## Aim of the task
In the listing below, how many lines contain the word "origen"? Please respond with the number only.

## Excerpted data
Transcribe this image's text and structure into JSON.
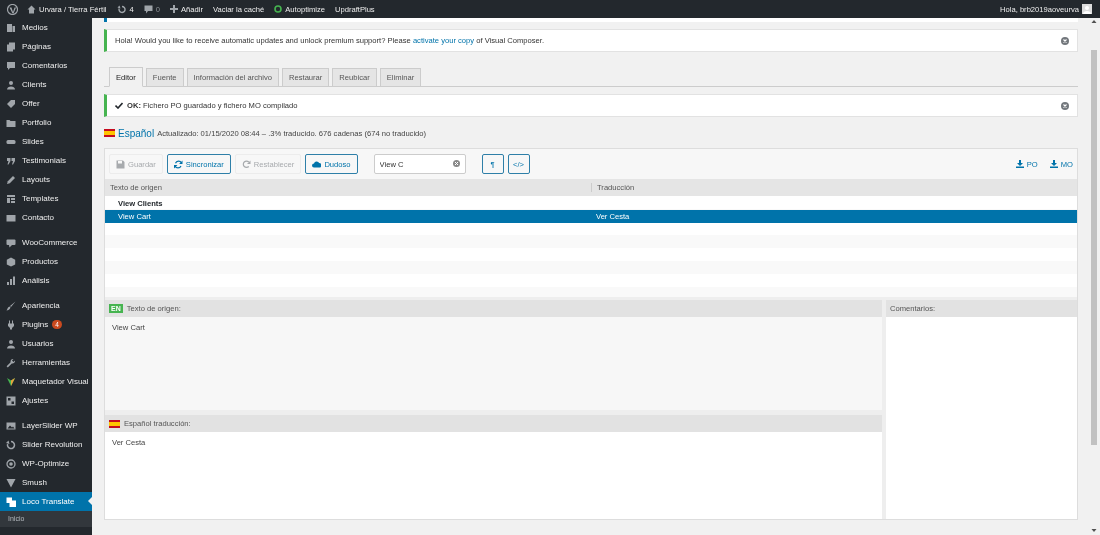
{
  "admin_bar": {
    "site": "Urvara / Tierra Fértil",
    "updates": "4",
    "comments": "0",
    "new": "Añadir",
    "items": [
      {
        "label": "Vaciar la caché",
        "kind": "link"
      },
      {
        "label": "Autoptimize",
        "kind": "status"
      },
      {
        "label": "UpdraftPlus",
        "kind": "link"
      }
    ],
    "greeting": "Hola, brb2019aoveurva"
  },
  "sidebar": {
    "groups": [
      {
        "items": [
          {
            "label": "Medios",
            "selected": false
          },
          {
            "label": "Páginas",
            "selected": false
          },
          {
            "label": "Comentarios",
            "selected": false
          },
          {
            "label": "Clients",
            "selected": false
          },
          {
            "label": "Offer",
            "selected": false
          },
          {
            "label": "Portfolio",
            "selected": false
          },
          {
            "label": "Slides",
            "selected": false
          },
          {
            "label": "Testimonials",
            "selected": false
          },
          {
            "label": "Layouts",
            "selected": false
          },
          {
            "label": "Templates",
            "selected": false
          },
          {
            "label": "Contacto",
            "selected": false
          }
        ]
      },
      {
        "items": [
          {
            "label": "WooCommerce",
            "selected": false
          },
          {
            "label": "Productos",
            "selected": false
          },
          {
            "label": "Análisis",
            "selected": false
          }
        ]
      },
      {
        "items": [
          {
            "label": "Apariencia",
            "selected": false
          },
          {
            "label": "Plugins",
            "selected": false,
            "badge": "4"
          },
          {
            "label": "Usuarios",
            "selected": false
          },
          {
            "label": "Herramientas",
            "selected": false
          },
          {
            "label": "Maquetador Visual",
            "selected": false
          },
          {
            "label": "Ajustes",
            "selected": false
          }
        ]
      },
      {
        "items": [
          {
            "label": "LayerSlider WP",
            "selected": false
          },
          {
            "label": "Slider Revolution",
            "selected": false
          },
          {
            "label": "WP-Optimize",
            "selected": false
          },
          {
            "label": "Smush",
            "selected": false
          },
          {
            "label": "Loco Translate",
            "selected": true,
            "submenu": [
              {
                "label": "Inicio"
              }
            ]
          }
        ]
      }
    ]
  },
  "notices": [
    {
      "kind": "info",
      "text": "Hola! Would you like to receive automatic updates and unlock premium support? Please ",
      "link": "activate your copy",
      "after": " of Visual Composer.",
      "dismissible": true
    },
    {
      "kind": "success",
      "text": "**OK:** Fichero PO guardado y fichero MO compilado",
      "dismissible": true
    }
  ],
  "tabs": [
    {
      "label": "Editor",
      "selected": true
    },
    {
      "label": "Fuente",
      "selected": false
    },
    {
      "label": "Información del archivo",
      "selected": false
    },
    {
      "label": "Restaurar",
      "selected": false
    },
    {
      "label": "Reubicar",
      "selected": false
    },
    {
      "label": "Eliminar",
      "selected": false
    }
  ],
  "language": {
    "name": "Español",
    "meta": "Actualizado: 01/15/2020 08:44 – .3% traducido. 676 cadenas (674 no traducido)"
  },
  "editor": {
    "toolbar": {
      "buttons": [
        {
          "label": "Guardar",
          "kind": "save",
          "disabled": true
        },
        {
          "label": "Sincronizar",
          "kind": "sync",
          "disabled": false
        },
        {
          "label": "Restablecer",
          "kind": "revert",
          "disabled": true
        },
        {
          "label": "Dudoso",
          "kind": "fuzzy",
          "disabled": false
        }
      ],
      "search": {
        "value": "View C"
      },
      "toggles": [
        {
          "label": "¶"
        },
        {
          "label": "</>"
        }
      ],
      "downloads": [
        "PO",
        "MO"
      ]
    },
    "columns": [
      "Texto de origen",
      "Traducción"
    ],
    "rows": [
      {
        "source": "View Clients",
        "translated": false,
        "selected": false
      },
      {
        "source": "View Cart",
        "translation": "Ver Cesta",
        "translated": true,
        "selected": true
      }
    ],
    "source_pane": {
      "badge": "EN",
      "title": "Texto de origen:",
      "text": "View Cart"
    },
    "translation_pane": {
      "title": "Español traducción:",
      "text": "Ver Cesta"
    },
    "comments_pane": {
      "title": "Comentarios:"
    }
  }
}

## Answer for the task
2